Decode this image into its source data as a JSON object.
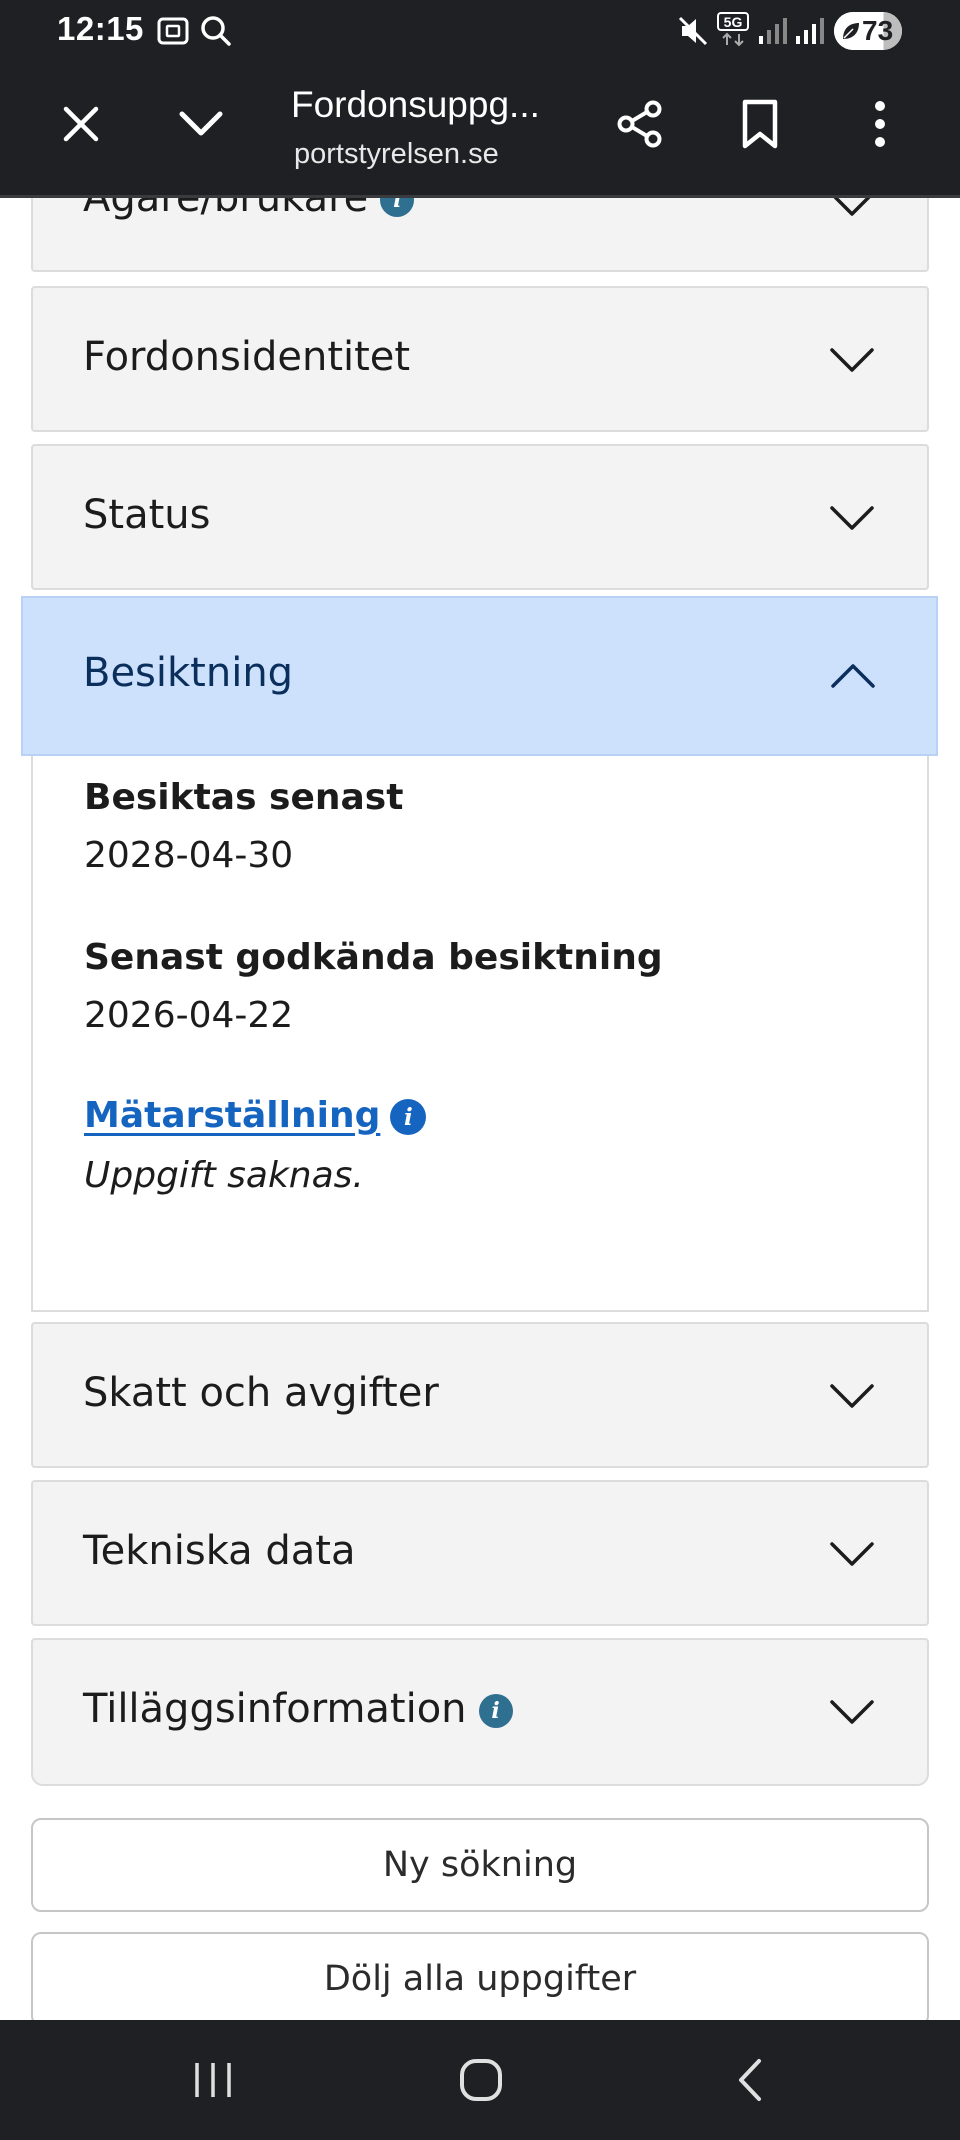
{
  "status_bar": {
    "time": "12:15",
    "network": "5G",
    "battery": 73,
    "battery_label": "73"
  },
  "browser": {
    "title": "Fordonsuppg...",
    "url": "portstyrelsen.se"
  },
  "accordion": {
    "sections": [
      {
        "title": "Ägare/brukare",
        "expanded": false,
        "has_info": true
      },
      {
        "title": "Fordonsidentitet",
        "expanded": false
      },
      {
        "title": "Status",
        "expanded": false
      },
      {
        "title": "Besiktning",
        "expanded": true
      },
      {
        "title": "Skatt och avgifter",
        "expanded": false
      },
      {
        "title": "Tekniska data",
        "expanded": false
      },
      {
        "title": "Tilläggsinformation",
        "expanded": false,
        "has_info": true
      }
    ],
    "besiktning": {
      "fields": [
        {
          "label": "Besiktas senast",
          "value": "2028-04-30"
        },
        {
          "label": "Senast godkända besiktning",
          "value": "2026-04-22"
        }
      ],
      "meter_link": "Mätarställning",
      "meter_value": "Uppgift saknas."
    }
  },
  "actions": {
    "new_search": "Ny sökning",
    "hide_all": "Dölj alla uppgifter"
  },
  "icons": {
    "info": "i"
  },
  "colors": {
    "system_bar": "#1f2023",
    "accordion_bg": "#f3f3f3",
    "expanded_header": "#cde0fc",
    "expanded_title": "#0b2f5c",
    "link": "#1565c0"
  }
}
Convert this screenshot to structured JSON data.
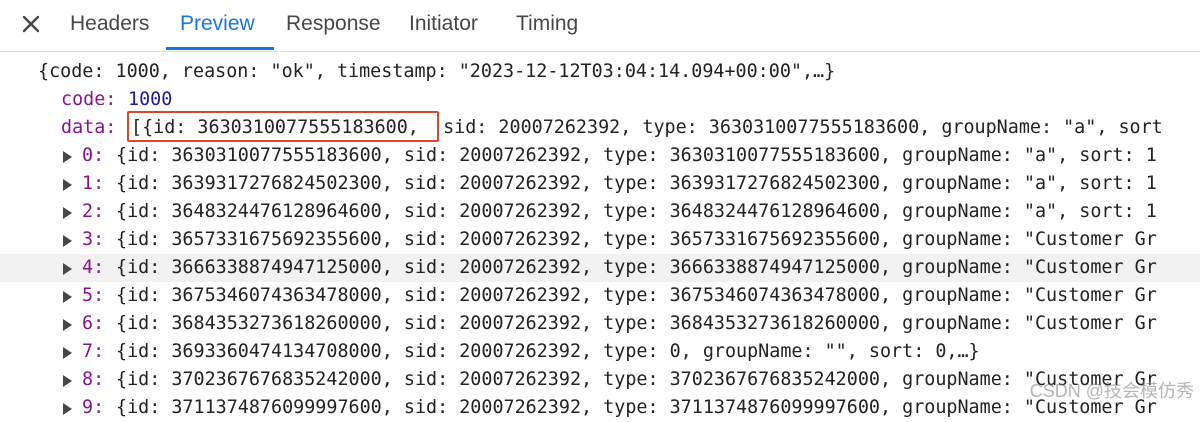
{
  "tabs": {
    "items": [
      {
        "label": "Headers"
      },
      {
        "label": "Preview"
      },
      {
        "label": "Response"
      },
      {
        "label": "Initiator"
      },
      {
        "label": "Timing"
      }
    ],
    "active": "Preview"
  },
  "tree": {
    "root": "{code: 1000, reason: \"ok\", timestamp: \"2023-12-12T03:04:14.094+00:00\",…}",
    "code_key": "code:",
    "code_value": "1000",
    "data_key": "data:",
    "data_summary_start": "[{id: 3630310077555183600,",
    "data_summary_rest": " sid: 20007262392, type: 3630310077555183600, groupName: \"a\", sort",
    "items": [
      {
        "index": "0:",
        "text": "{id: 3630310077555183600, sid: 20007262392, type: 3630310077555183600, groupName: \"a\", sort: 1"
      },
      {
        "index": "1:",
        "text": "{id: 3639317276824502300, sid: 20007262392, type: 3639317276824502300, groupName: \"a\", sort: 1"
      },
      {
        "index": "2:",
        "text": "{id: 3648324476128964600, sid: 20007262392, type: 3648324476128964600, groupName: \"a\", sort: 1"
      },
      {
        "index": "3:",
        "text": "{id: 3657331675692355600, sid: 20007262392, type: 3657331675692355600, groupName: \"Customer Gr"
      },
      {
        "index": "4:",
        "text": "{id: 3666338874947125000, sid: 20007262392, type: 3666338874947125000, groupName: \"Customer Gr"
      },
      {
        "index": "5:",
        "text": "{id: 3675346074363478000, sid: 20007262392, type: 3675346074363478000, groupName: \"Customer Gr"
      },
      {
        "index": "6:",
        "text": "{id: 3684353273618260000, sid: 20007262392, type: 3684353273618260000, groupName: \"Customer Gr"
      },
      {
        "index": "7:",
        "text": "{id: 3693360474134708000, sid: 20007262392, type: 0, groupName: \"\", sort: 0,…}"
      },
      {
        "index": "8:",
        "text": "{id: 3702367676835242000, sid: 20007262392, type: 3702367676835242000, groupName: \"Customer Gr"
      },
      {
        "index": "9:",
        "text": "{id: 3711374876099997600, sid: 20007262392, type: 3711374876099997600, groupName: \"Customer Gr"
      }
    ]
  },
  "highlighted_row": "4:",
  "watermark": "CSDN @技会模仿秀",
  "colors": {
    "accent": "#1a73e8",
    "key": "#881391",
    "number": "#1a1aa6",
    "string": "#c41a16",
    "annotation": "#e0462b"
  }
}
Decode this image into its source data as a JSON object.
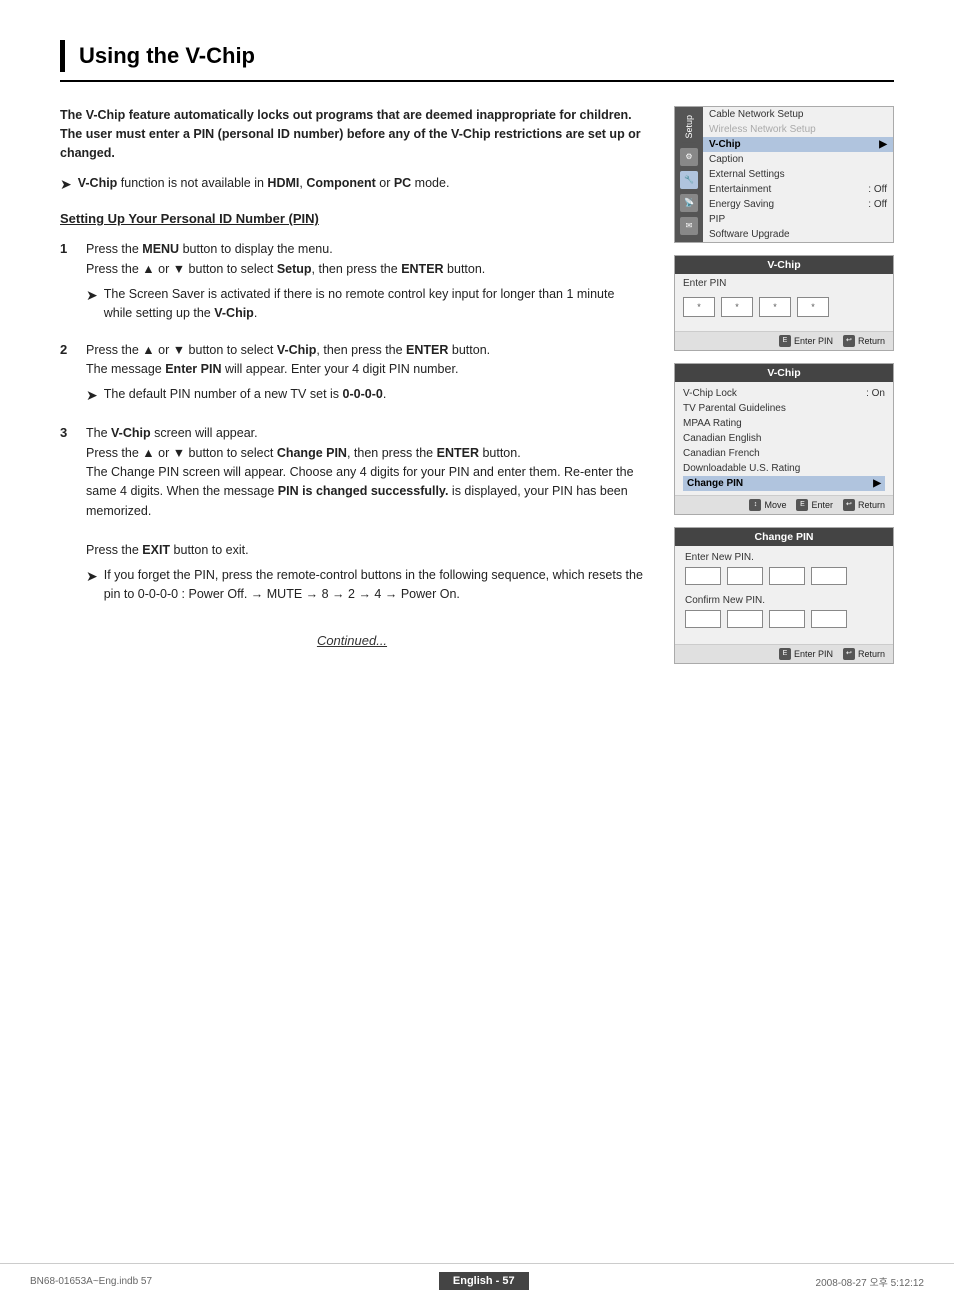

OBJECTIVE ::
Leave the pictures out and output the rest of the listing exactly.

PROBLEM SOLUTION ::
Decode this image into its source data as a JSON object.
{
  "status_bar": {
    "time": "12:15",
    "network": "5G",
    "battery": 73,
    "battery_label": "73"
  },
  "browser": {
    "title": "Fordonsuppg...",
    "url": "portstyrelsen.se"
  },
  "accordion": {
    "sections": [
      {
        "title": "Ägare/brukare",
        "expanded": false,
        "has_info": true
      },
      {
        "title": "Fordonsidentitet",
        "expanded": false
      },
      {
        "title": "Status",
        "expanded": false
      },
      {
        "title": "Besiktning",
        "expanded": true
      },
      {
        "title": "Skatt och avgifter",
        "expanded": false
      },
      {
        "title": "Tekniska data",
        "expanded": false
      },
      {
        "title": "Tilläggsinformation",
        "expanded": false,
        "has_info": true
      }
    ],
    "besiktning": {
      "fields": [
        {
          "label": "Besiktas senast",
          "value": "2028-04-30"
        },
        {
          "label": "Senast godkända besiktning",
          "value": "2026-04-22"
        }
      ],
      "meter_link": "Mätarställning",
      "meter_value": "Uppgift saknas."
    }
  },
  "actions": {
    "new_search": "Ny sökning",
    "hide_all": "Dölj alla uppgifter"
  },
  "icons": {
    "info": "i"
  },
  "colors": {
    "system_bar": "#1f2023",
    "accordion_bg": "#f3f3f3",
    "expanded_header": "#cde0fc",
    "expanded_title": "#0b2f5c",
    "link": "#1565c0"
  }
}
Convert this screenshot to structured JSON data.
{
  "tabs": {
    "items": [
      {
        "label": "Headers"
      },
      {
        "label": "Preview"
      },
      {
        "label": "Response"
      },
      {
        "label": "Initiator"
      },
      {
        "label": "Timing"
      }
    ],
    "active": "Preview"
  },
  "tree": {
    "root": "{code: 1000, reason: \"ok\", timestamp: \"2023-12-12T03:04:14.094+00:00\",…}",
    "code_key": "code:",
    "code_value": "1000",
    "data_key": "data:",
    "data_summary_start": "[{id: 3630310077555183600,",
    "data_summary_rest": " sid: 20007262392, type: 3630310077555183600, groupName: \"a\", sort",
    "items": [
      {
        "index": "0:",
        "text": "{id: 3630310077555183600, sid: 20007262392, type: 3630310077555183600, groupName: \"a\", sort: 1"
      },
      {
        "index": "1:",
        "text": "{id: 3639317276824502300, sid: 20007262392, type: 3639317276824502300, groupName: \"a\", sort: 1"
      },
      {
        "index": "2:",
        "text": "{id: 3648324476128964600, sid: 20007262392, type: 3648324476128964600, groupName: \"a\", sort: 1"
      },
      {
        "index": "3:",
        "text": "{id: 3657331675692355600, sid: 20007262392, type: 3657331675692355600, groupName: \"Customer Gr"
      },
      {
        "index": "4:",
        "text": "{id: 3666338874947125000, sid: 20007262392, type: 3666338874947125000, groupName: \"Customer Gr"
      },
      {
        "index": "5:",
        "text": "{id: 3675346074363478000, sid: 20007262392, type: 3675346074363478000, groupName: \"Customer Gr"
      },
      {
        "index": "6:",
        "text": "{id: 3684353273618260000, sid: 20007262392, type: 3684353273618260000, groupName: \"Customer Gr"
      },
      {
        "index": "7:",
        "text": "{id: 3693360474134708000, sid: 20007262392, type: 0, groupName: \"\", sort: 0,…}"
      },
      {
        "index": "8:",
        "text": "{id: 3702367676835242000, sid: 20007262392, type: 3702367676835242000, groupName: \"Customer Gr"
      },
      {
        "index": "9:",
        "text": "{id: 3711374876099997600, sid: 20007262392, type: 3711374876099997600, groupName: \"Customer Gr"
      }
    ]
  },
  "highlighted_row": "4:",
  "watermark": "CSDN @技会模仿秀",
  "colors": {
    "accent": "#1a73e8",
    "key": "#881391",
    "number": "#1a1aa6",
    "string": "#c41a16",
    "annotation": "#e0462b"
  }
}
Decode this image into its source data as a JSON object.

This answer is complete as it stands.